TO DO:
What follows is a set of records, each of which is to be written out exactly.

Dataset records
========

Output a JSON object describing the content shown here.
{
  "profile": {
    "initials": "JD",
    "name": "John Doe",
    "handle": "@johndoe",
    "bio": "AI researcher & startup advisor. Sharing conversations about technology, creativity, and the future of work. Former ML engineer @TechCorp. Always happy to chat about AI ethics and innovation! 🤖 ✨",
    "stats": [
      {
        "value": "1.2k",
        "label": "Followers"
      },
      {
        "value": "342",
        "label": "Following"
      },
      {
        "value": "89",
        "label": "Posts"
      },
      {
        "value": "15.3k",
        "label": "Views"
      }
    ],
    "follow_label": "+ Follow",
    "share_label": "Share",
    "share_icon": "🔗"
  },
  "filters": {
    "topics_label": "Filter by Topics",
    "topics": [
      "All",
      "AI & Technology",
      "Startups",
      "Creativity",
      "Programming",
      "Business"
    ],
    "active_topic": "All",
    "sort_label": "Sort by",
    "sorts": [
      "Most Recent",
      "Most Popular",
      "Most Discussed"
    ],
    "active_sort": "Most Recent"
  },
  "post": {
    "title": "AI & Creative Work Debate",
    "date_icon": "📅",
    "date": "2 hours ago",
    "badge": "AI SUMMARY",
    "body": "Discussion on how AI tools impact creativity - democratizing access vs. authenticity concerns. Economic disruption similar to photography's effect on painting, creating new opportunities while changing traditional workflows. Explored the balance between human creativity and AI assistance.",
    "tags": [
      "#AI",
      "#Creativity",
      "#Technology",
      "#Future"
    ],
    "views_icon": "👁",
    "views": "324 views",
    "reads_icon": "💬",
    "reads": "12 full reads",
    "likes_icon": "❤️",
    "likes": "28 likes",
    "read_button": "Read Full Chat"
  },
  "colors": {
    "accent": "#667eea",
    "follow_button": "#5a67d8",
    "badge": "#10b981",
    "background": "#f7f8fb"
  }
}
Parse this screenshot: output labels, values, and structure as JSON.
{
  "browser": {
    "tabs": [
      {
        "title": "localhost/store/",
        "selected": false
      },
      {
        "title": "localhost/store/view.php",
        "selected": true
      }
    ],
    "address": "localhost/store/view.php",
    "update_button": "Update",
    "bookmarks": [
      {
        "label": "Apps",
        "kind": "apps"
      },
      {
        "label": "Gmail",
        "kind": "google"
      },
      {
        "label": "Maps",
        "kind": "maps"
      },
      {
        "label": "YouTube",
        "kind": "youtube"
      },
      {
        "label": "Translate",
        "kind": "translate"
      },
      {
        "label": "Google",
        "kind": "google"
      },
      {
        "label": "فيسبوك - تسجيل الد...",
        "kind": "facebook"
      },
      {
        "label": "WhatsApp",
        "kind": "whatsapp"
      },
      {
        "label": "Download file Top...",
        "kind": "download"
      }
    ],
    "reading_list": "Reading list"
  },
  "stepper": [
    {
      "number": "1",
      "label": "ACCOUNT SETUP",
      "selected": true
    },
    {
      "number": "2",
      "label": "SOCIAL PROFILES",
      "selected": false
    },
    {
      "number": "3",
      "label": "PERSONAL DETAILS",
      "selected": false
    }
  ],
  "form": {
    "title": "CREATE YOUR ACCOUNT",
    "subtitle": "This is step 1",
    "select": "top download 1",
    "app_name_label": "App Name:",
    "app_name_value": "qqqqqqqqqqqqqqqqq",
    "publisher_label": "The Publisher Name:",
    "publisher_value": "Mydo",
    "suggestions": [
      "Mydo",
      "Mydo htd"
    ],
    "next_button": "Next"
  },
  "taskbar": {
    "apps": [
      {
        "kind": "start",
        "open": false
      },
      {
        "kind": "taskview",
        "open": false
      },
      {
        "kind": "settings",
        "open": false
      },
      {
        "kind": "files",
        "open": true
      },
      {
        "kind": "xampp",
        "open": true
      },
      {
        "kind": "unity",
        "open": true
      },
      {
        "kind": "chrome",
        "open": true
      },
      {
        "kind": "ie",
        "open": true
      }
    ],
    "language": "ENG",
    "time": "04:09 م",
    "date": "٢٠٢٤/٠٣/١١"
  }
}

========

FINISHED TASK:
Output a JSON object describing the content shown here.
{
  "profile": {
    "initials": "JD",
    "name": "John Doe",
    "handle": "@johndoe",
    "bio": "AI researcher & startup advisor. Sharing conversations about technology, creativity, and the future of work. Former ML engineer @TechCorp. Always happy to chat about AI ethics and innovation! 🤖 ✨",
    "stats": [
      {
        "value": "1.2k",
        "label": "Followers"
      },
      {
        "value": "342",
        "label": "Following"
      },
      {
        "value": "89",
        "label": "Posts"
      },
      {
        "value": "15.3k",
        "label": "Views"
      }
    ],
    "follow_label": "+ Follow",
    "share_label": "Share",
    "share_icon": "🔗"
  },
  "filters": {
    "topics_label": "Filter by Topics",
    "topics": [
      "All",
      "AI & Technology",
      "Startups",
      "Creativity",
      "Programming",
      "Business"
    ],
    "active_topic": "All",
    "sort_label": "Sort by",
    "sorts": [
      "Most Recent",
      "Most Popular",
      "Most Discussed"
    ],
    "active_sort": "Most Recent"
  },
  "post": {
    "title": "AI & Creative Work Debate",
    "date_icon": "📅",
    "date": "2 hours ago",
    "badge": "AI SUMMARY",
    "body": "Discussion on how AI tools impact creativity - democratizing access vs. authenticity concerns. Economic disruption similar to photography's effect on painting, creating new opportunities while changing traditional workflows. Explored the balance between human creativity and AI assistance.",
    "tags": [
      "#AI",
      "#Creativity",
      "#Technology",
      "#Future"
    ],
    "views_icon": "👁",
    "views": "324 views",
    "reads_icon": "💬",
    "reads": "12 full reads",
    "likes_icon": "❤️",
    "likes": "28 likes",
    "read_button": "Read Full Chat"
  },
  "colors": {
    "accent": "#667eea",
    "follow_button": "#5a67d8",
    "badge": "#10b981",
    "background": "#f7f8fb"
  }
}
Parse this screenshot: output labels, values, and structure as JSON.
{
  "browser": {
    "tabs": [
      {
        "title": "localhost/store/",
        "selected": false
      },
      {
        "title": "localhost/store/view.php",
        "selected": true
      }
    ],
    "address": "localhost/store/view.php",
    "update_button": "Update",
    "bookmarks": [
      {
        "label": "Apps",
        "kind": "apps"
      },
      {
        "label": "Gmail",
        "kind": "google"
      },
      {
        "label": "Maps",
        "kind": "maps"
      },
      {
        "label": "YouTube",
        "kind": "youtube"
      },
      {
        "label": "Translate",
        "kind": "translate"
      },
      {
        "label": "Google",
        "kind": "google"
      },
      {
        "label": "فيسبوك - تسجيل الد...",
        "kind": "facebook"
      },
      {
        "label": "WhatsApp",
        "kind": "whatsapp"
      },
      {
        "label": "Download file Top...",
        "kind": "download"
      }
    ],
    "reading_list": "Reading list"
  },
  "stepper": [
    {
      "number": "1",
      "label": "ACCOUNT SETUP",
      "selected": true
    },
    {
      "number": "2",
      "label": "SOCIAL PROFILES",
      "selected": false
    },
    {
      "number": "3",
      "label": "PERSONAL DETAILS",
      "selected": false
    }
  ],
  "form": {
    "title": "CREATE YOUR ACCOUNT",
    "subtitle": "This is step 1",
    "select": "top download 1",
    "app_name_label": "App Name:",
    "app_name_value": "qqqqqqqqqqqqqqqqq",
    "publisher_label": "The Publisher Name:",
    "publisher_value": "Mydo",
    "suggestions": [
      "Mydo",
      "Mydo htd"
    ],
    "next_button": "Next"
  },
  "taskbar": {
    "apps": [
      {
        "kind": "start",
        "open": false
      },
      {
        "kind": "taskview",
        "open": false
      },
      {
        "kind": "settings",
        "open": false
      },
      {
        "kind": "files",
        "open": true
      },
      {
        "kind": "xampp",
        "open": true
      },
      {
        "kind": "unity",
        "open": true
      },
      {
        "kind": "chrome",
        "open": true
      },
      {
        "kind": "ie",
        "open": true
      }
    ],
    "language": "ENG",
    "time": "04:09 م",
    "date": "٢٠٢٤/٠٣/١١"
  }
}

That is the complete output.